Required work: For each line that holds "Accessibility", copy the line out.

Stored data:
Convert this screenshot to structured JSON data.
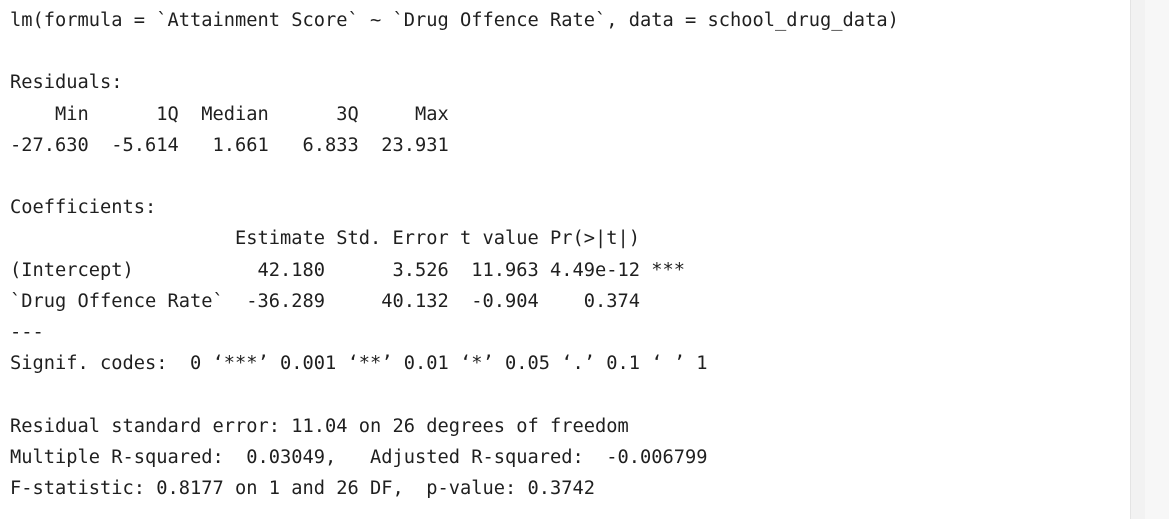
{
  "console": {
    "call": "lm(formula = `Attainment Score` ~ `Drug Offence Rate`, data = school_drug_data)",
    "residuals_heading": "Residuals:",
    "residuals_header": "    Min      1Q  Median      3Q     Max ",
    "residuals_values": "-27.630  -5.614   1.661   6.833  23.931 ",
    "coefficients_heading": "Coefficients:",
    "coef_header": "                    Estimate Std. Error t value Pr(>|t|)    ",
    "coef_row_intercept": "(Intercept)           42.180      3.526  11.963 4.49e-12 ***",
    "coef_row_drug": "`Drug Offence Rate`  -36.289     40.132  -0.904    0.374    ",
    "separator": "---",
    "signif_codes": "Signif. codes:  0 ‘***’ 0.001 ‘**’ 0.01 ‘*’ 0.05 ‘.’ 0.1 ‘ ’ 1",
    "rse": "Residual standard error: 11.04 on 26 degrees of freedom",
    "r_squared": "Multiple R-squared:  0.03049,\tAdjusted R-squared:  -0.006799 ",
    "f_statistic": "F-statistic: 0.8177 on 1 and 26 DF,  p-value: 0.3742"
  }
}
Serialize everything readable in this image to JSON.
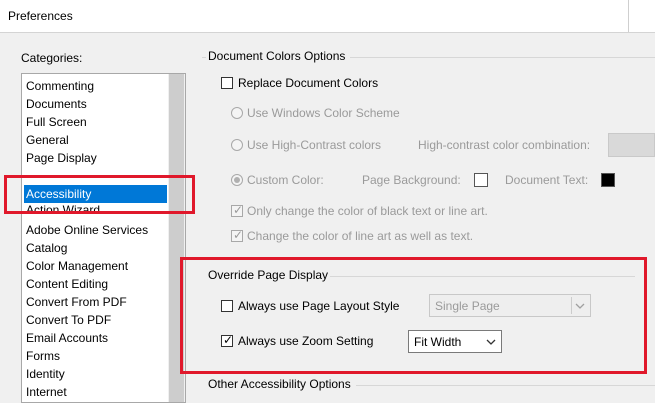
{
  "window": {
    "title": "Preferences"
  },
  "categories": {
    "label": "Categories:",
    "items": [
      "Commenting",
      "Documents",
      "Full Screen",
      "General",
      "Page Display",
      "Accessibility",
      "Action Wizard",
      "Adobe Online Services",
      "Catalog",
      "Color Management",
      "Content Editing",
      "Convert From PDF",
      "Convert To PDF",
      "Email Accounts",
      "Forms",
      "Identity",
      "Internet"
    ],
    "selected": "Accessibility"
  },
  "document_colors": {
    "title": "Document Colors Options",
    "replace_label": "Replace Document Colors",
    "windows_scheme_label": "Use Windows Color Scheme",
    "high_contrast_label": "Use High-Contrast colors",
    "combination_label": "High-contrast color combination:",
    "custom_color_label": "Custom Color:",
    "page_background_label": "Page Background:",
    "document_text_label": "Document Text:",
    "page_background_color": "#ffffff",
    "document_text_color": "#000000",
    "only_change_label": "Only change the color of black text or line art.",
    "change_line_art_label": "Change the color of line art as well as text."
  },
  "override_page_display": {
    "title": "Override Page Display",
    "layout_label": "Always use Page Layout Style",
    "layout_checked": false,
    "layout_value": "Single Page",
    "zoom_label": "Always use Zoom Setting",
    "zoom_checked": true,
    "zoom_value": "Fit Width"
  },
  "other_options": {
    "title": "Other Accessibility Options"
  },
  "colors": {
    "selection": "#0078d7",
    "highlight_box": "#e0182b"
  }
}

==

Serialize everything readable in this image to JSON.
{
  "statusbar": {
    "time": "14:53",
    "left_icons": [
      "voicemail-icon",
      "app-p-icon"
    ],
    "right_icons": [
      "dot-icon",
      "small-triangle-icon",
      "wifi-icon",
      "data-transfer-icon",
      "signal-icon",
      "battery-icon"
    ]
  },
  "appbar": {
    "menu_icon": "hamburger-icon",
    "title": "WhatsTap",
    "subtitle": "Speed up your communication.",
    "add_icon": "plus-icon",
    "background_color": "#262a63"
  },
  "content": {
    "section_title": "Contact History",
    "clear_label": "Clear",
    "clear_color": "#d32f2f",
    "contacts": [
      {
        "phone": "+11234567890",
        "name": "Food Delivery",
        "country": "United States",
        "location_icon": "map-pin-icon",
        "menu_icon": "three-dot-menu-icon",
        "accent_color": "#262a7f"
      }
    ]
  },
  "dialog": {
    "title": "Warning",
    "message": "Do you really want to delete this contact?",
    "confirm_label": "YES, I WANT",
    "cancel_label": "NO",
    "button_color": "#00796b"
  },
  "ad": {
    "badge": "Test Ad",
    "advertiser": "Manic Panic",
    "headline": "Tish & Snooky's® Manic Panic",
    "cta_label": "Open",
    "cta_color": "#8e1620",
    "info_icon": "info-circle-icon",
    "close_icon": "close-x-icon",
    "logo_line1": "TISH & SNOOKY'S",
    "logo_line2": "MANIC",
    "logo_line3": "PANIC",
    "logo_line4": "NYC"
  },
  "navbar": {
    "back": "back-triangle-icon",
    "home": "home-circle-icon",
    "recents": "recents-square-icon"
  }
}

Finished task:
      "Accessibility",
    "selected": "Accessibility"
    "title": "Other Accessibility Options"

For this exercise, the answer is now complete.